**PROBLEM DETAILS:** Without the pictures, write out all the lines below exactly as they appear.

## START INPUT FOR THIS TASK

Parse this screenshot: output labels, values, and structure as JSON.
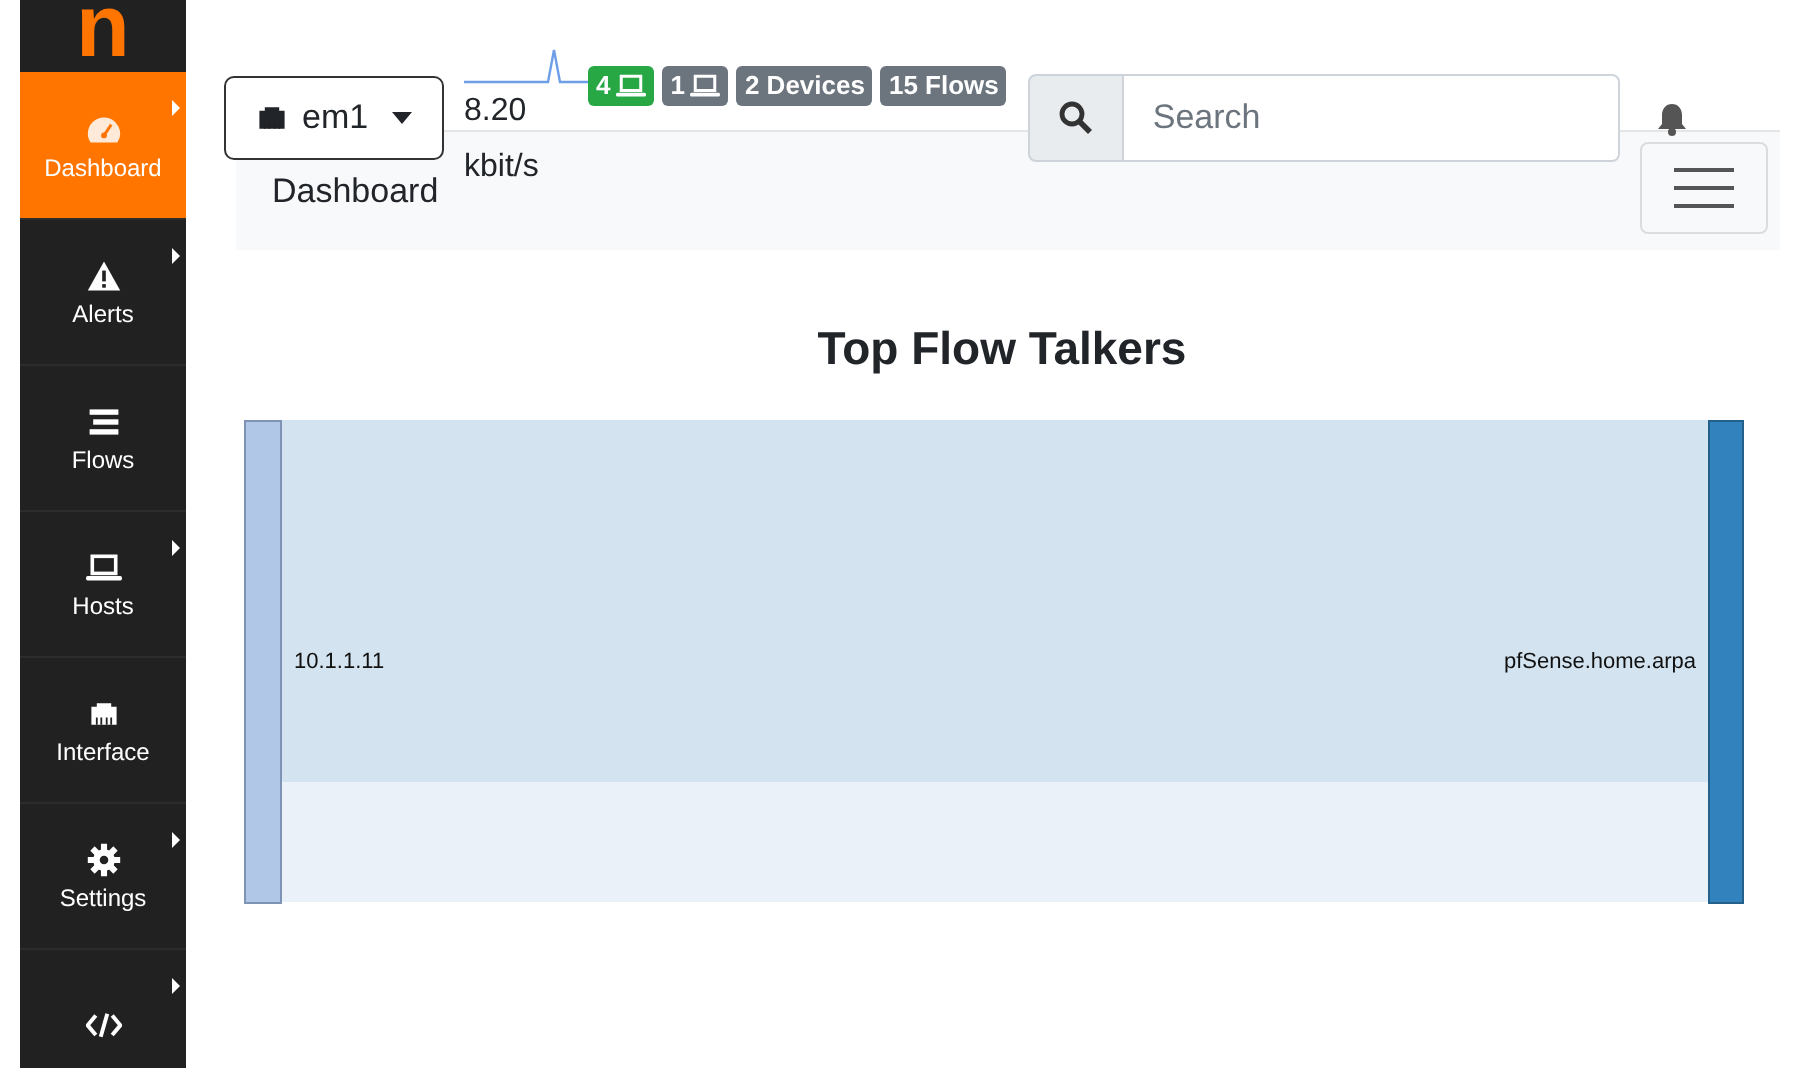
{
  "sidebar": {
    "logo": "n",
    "items": [
      {
        "label": "Dashboard",
        "selected": true,
        "submenu": true
      },
      {
        "label": "Alerts",
        "selected": false,
        "submenu": true
      },
      {
        "label": "Flows",
        "selected": false,
        "submenu": false
      },
      {
        "label": "Hosts",
        "selected": false,
        "submenu": true
      },
      {
        "label": "Interface",
        "selected": false,
        "submenu": false
      },
      {
        "label": "Settings",
        "selected": false,
        "submenu": true
      },
      {
        "selected": false,
        "submenu": true
      }
    ]
  },
  "header": {
    "interface": "em1",
    "throughput": "8.20 kbit/s",
    "badges": [
      {
        "kind": "hosts",
        "text": "4",
        "color": "#28a745"
      },
      {
        "kind": "hosts",
        "text": "1",
        "color": "#6c757d"
      },
      {
        "kind": "count",
        "text": "2 Devices",
        "color": "#6c757d"
      },
      {
        "kind": "count",
        "text": "15 Flows",
        "color": "#6c757d"
      }
    ],
    "search": {
      "placeholder": "Search"
    },
    "breadcrumb": "Dashboard"
  },
  "content": {
    "title": "Top Flow Talkers",
    "source": "10.1.1.11",
    "target": "pfSense.home.arpa"
  }
}
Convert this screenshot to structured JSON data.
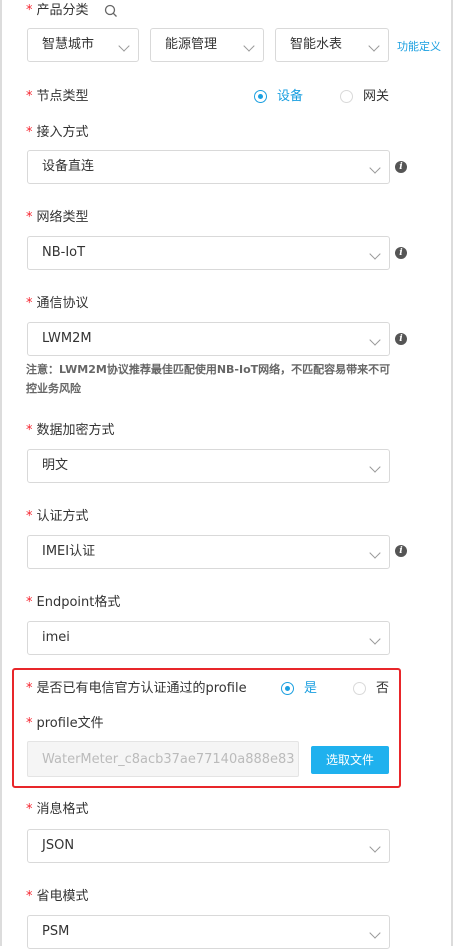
{
  "product_category": {
    "label": "产品分类",
    "search_icon": "search-icon",
    "selects": [
      "智慧城市",
      "能源管理",
      "智能水表"
    ],
    "link": "功能定义"
  },
  "node_type": {
    "label": "节点类型",
    "options": [
      {
        "label": "设备",
        "selected": true
      },
      {
        "label": "网关",
        "selected": false
      }
    ]
  },
  "access_method": {
    "label": "接入方式",
    "value": "设备直连",
    "info_icon": "info-icon"
  },
  "network_type": {
    "label": "网络类型",
    "value": "NB-IoT",
    "info_icon": "info-icon"
  },
  "protocol": {
    "label": "通信协议",
    "value": "LWM2M",
    "info_icon": "info-icon",
    "note": "注意：LWM2M协议推荐最佳匹配使用NB-IoT网络，不匹配容易带来不可控业务风险"
  },
  "encryption": {
    "label": "数据加密方式",
    "value": "明文"
  },
  "auth": {
    "label": "认证方式",
    "value": "IMEI认证",
    "info_icon": "info-icon"
  },
  "endpoint": {
    "label": "Endpoint格式",
    "value": "imei"
  },
  "profile_certified": {
    "label": "是否已有电信官方认证通过的profile",
    "options": [
      {
        "label": "是",
        "selected": true
      },
      {
        "label": "否",
        "selected": false
      }
    ]
  },
  "profile_file": {
    "label": "profile文件",
    "value": "WaterMeter_c8acb37ae77140a888e83",
    "button": "选取文件"
  },
  "message_format": {
    "label": "消息格式",
    "value": "JSON"
  },
  "power_mode": {
    "label": "省电模式",
    "value": "PSM"
  },
  "colors": {
    "accent": "#1a9fe0",
    "required": "#f5222d",
    "highlight": "#e8262a",
    "button": "#1fb1ee"
  }
}
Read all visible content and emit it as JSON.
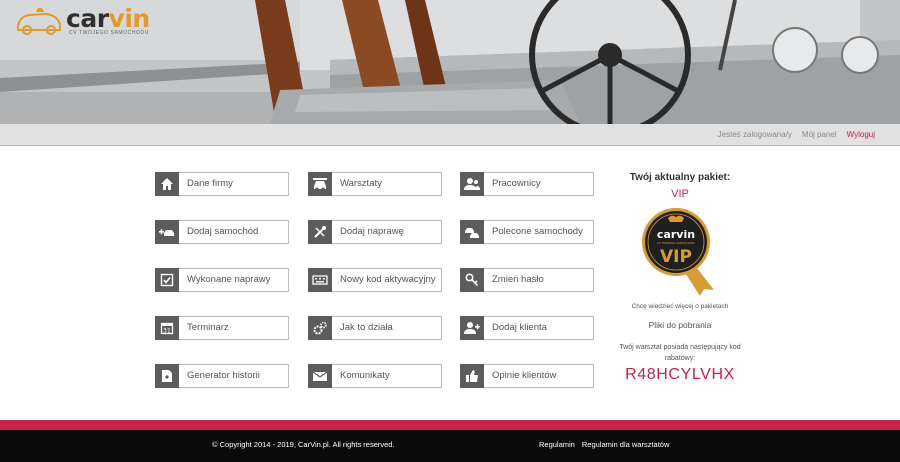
{
  "brand": {
    "name_prefix": "car",
    "name_accent": "vin",
    "tagline": "CV TWOJEGO SAMOCHODU"
  },
  "userbar": {
    "logged_in": "Jesteś zalogowana/y",
    "my_panel": "Mój panel",
    "logout": "Wyloguj"
  },
  "tiles": [
    {
      "label": "Dane firmy",
      "icon": "home-icon"
    },
    {
      "label": "Warsztaty",
      "icon": "car-service-icon"
    },
    {
      "label": "Pracownicy",
      "icon": "users-icon"
    },
    {
      "label": "Dodaj samochód",
      "icon": "add-car-icon"
    },
    {
      "label": "Dodaj naprawę",
      "icon": "tools-icon"
    },
    {
      "label": "Polecone samochody",
      "icon": "cars-icon"
    },
    {
      "label": "Wykonane naprawy",
      "icon": "checklist-icon"
    },
    {
      "label": "Nowy kod aktywacyjny",
      "icon": "keyboard-icon"
    },
    {
      "label": "Zmień hasło",
      "icon": "key-icon"
    },
    {
      "label": "Terminarz",
      "icon": "calendar-icon"
    },
    {
      "label": "Jak to działa",
      "icon": "gears-icon"
    },
    {
      "label": "Dodaj klienta",
      "icon": "add-user-icon"
    },
    {
      "label": "Generator historii",
      "icon": "document-icon"
    },
    {
      "label": "Komunikaty",
      "icon": "envelope-icon"
    },
    {
      "label": "Opinie klientów",
      "icon": "thumbs-up-icon"
    }
  ],
  "package": {
    "title": "Twój aktualny pakiet:",
    "name": "VIP",
    "badge_brand": "carvin",
    "badge_tagline": "CV TWOJEGO SAMOCHODU",
    "badge_text": "VIP",
    "more_info": "Chcę wiedzieć więcej o pakietach",
    "downloads": "Pliki do pobrania",
    "discount_text": "Twój warsztat posiada następujący kod rabatowy:",
    "discount_code": "R48HCYLVHX"
  },
  "footer": {
    "copyright": "© Copyright 2014 - 2019, CarVin.pl. All rights reserved.",
    "terms": "Regulamin",
    "terms_workshops": "Regulamin dla warsztatów"
  },
  "colors": {
    "accent": "#c4234a",
    "logo_orange": "#e29a2c",
    "tile_icon_bg": "#5c5c5c"
  }
}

## END INPUT FOR THIS TASK

**REPLY TO THE EXERCISE:**
Parse this screenshot: output labels, values, and structure as JSON.
{
  "sidebar": {
    "logo": "n",
    "items": [
      {
        "label": "Dashboard",
        "selected": true,
        "submenu": true
      },
      {
        "label": "Alerts",
        "selected": false,
        "submenu": true
      },
      {
        "label": "Flows",
        "selected": false,
        "submenu": false
      },
      {
        "label": "Hosts",
        "selected": false,
        "submenu": true
      },
      {
        "label": "Interface",
        "selected": false,
        "submenu": false
      },
      {
        "label": "Settings",
        "selected": false,
        "submenu": true
      },
      {
        "selected": false,
        "submenu": true
      }
    ]
  },
  "header": {
    "interface": "em1",
    "throughput": "8.20 kbit/s",
    "badges": [
      {
        "kind": "hosts",
        "text": "4",
        "color": "#28a745"
      },
      {
        "kind": "hosts",
        "text": "1",
        "color": "#6c757d"
      },
      {
        "kind": "count",
        "text": "2 Devices",
        "color": "#6c757d"
      },
      {
        "kind": "count",
        "text": "15 Flows",
        "color": "#6c757d"
      }
    ],
    "search": {
      "placeholder": "Search"
    },
    "breadcrumb": "Dashboard"
  },
  "content": {
    "title": "Top Flow Talkers",
    "source": "10.1.1.11",
    "target": "pfSense.home.arpa"
  }
}
Convert this screenshot to structured JSON data.
{
  "product_category": {
    "label": "产品分类",
    "search_icon": "search-icon",
    "selects": [
      "智慧城市",
      "能源管理",
      "智能水表"
    ],
    "link": "功能定义"
  },
  "node_type": {
    "label": "节点类型",
    "options": [
      {
        "label": "设备",
        "selected": true
      },
      {
        "label": "网关",
        "selected": false
      }
    ]
  },
  "access_method": {
    "label": "接入方式",
    "value": "设备直连",
    "info_icon": "info-icon"
  },
  "network_type": {
    "label": "网络类型",
    "value": "NB-IoT",
    "info_icon": "info-icon"
  },
  "protocol": {
    "label": "通信协议",
    "value": "LWM2M",
    "info_icon": "info-icon",
    "note": "注意：LWM2M协议推荐最佳匹配使用NB-IoT网络，不匹配容易带来不可控业务风险"
  },
  "encryption": {
    "label": "数据加密方式",
    "value": "明文"
  },
  "auth": {
    "label": "认证方式",
    "value": "IMEI认证",
    "info_icon": "info-icon"
  },
  "endpoint": {
    "label": "Endpoint格式",
    "value": "imei"
  },
  "profile_certified": {
    "label": "是否已有电信官方认证通过的profile",
    "options": [
      {
        "label": "是",
        "selected": true
      },
      {
        "label": "否",
        "selected": false
      }
    ]
  },
  "profile_file": {
    "label": "profile文件",
    "value": "WaterMeter_c8acb37ae77140a888e83",
    "button": "选取文件"
  },
  "message_format": {
    "label": "消息格式",
    "value": "JSON"
  },
  "power_mode": {
    "label": "省电模式",
    "value": "PSM"
  },
  "colors": {
    "accent": "#1a9fe0",
    "required": "#f5222d",
    "highlight": "#e8262a",
    "button": "#1fb1ee"
  }
}
Read all visible content and emit it as JSON.
{
  "brand": {
    "name_prefix": "car",
    "name_accent": "vin",
    "tagline": "CV TWOJEGO SAMOCHODU"
  },
  "userbar": {
    "logged_in": "Jesteś zalogowana/y",
    "my_panel": "Mój panel",
    "logout": "Wyloguj"
  },
  "tiles": [
    {
      "label": "Dane firmy",
      "icon": "home-icon"
    },
    {
      "label": "Warsztaty",
      "icon": "car-service-icon"
    },
    {
      "label": "Pracownicy",
      "icon": "users-icon"
    },
    {
      "label": "Dodaj samochód",
      "icon": "add-car-icon"
    },
    {
      "label": "Dodaj naprawę",
      "icon": "tools-icon"
    },
    {
      "label": "Polecone samochody",
      "icon": "cars-icon"
    },
    {
      "label": "Wykonane naprawy",
      "icon": "checklist-icon"
    },
    {
      "label": "Nowy kod aktywacyjny",
      "icon": "keyboard-icon"
    },
    {
      "label": "Zmień hasło",
      "icon": "key-icon"
    },
    {
      "label": "Terminarz",
      "icon": "calendar-icon"
    },
    {
      "label": "Jak to działa",
      "icon": "gears-icon"
    },
    {
      "label": "Dodaj klienta",
      "icon": "add-user-icon"
    },
    {
      "label": "Generator historii",
      "icon": "document-icon"
    },
    {
      "label": "Komunikaty",
      "icon": "envelope-icon"
    },
    {
      "label": "Opinie klientów",
      "icon": "thumbs-up-icon"
    }
  ],
  "package": {
    "title": "Twój aktualny pakiet:",
    "name": "VIP",
    "badge_brand": "carvin",
    "badge_tagline": "CV TWOJEGO SAMOCHODU",
    "badge_text": "VIP",
    "more_info": "Chcę wiedzieć więcej o pakietach",
    "downloads": "Pliki do pobrania",
    "discount_text": "Twój warsztat posiada następujący kod rabatowy:",
    "discount_code": "R48HCYLVHX"
  },
  "footer": {
    "copyright": "© Copyright 2014 - 2019, CarVin.pl. All rights reserved.",
    "terms": "Regulamin",
    "terms_workshops": "Regulamin dla warsztatów"
  },
  "colors": {
    "accent": "#c4234a",
    "logo_orange": "#e29a2c",
    "tile_icon_bg": "#5c5c5c"
  }
}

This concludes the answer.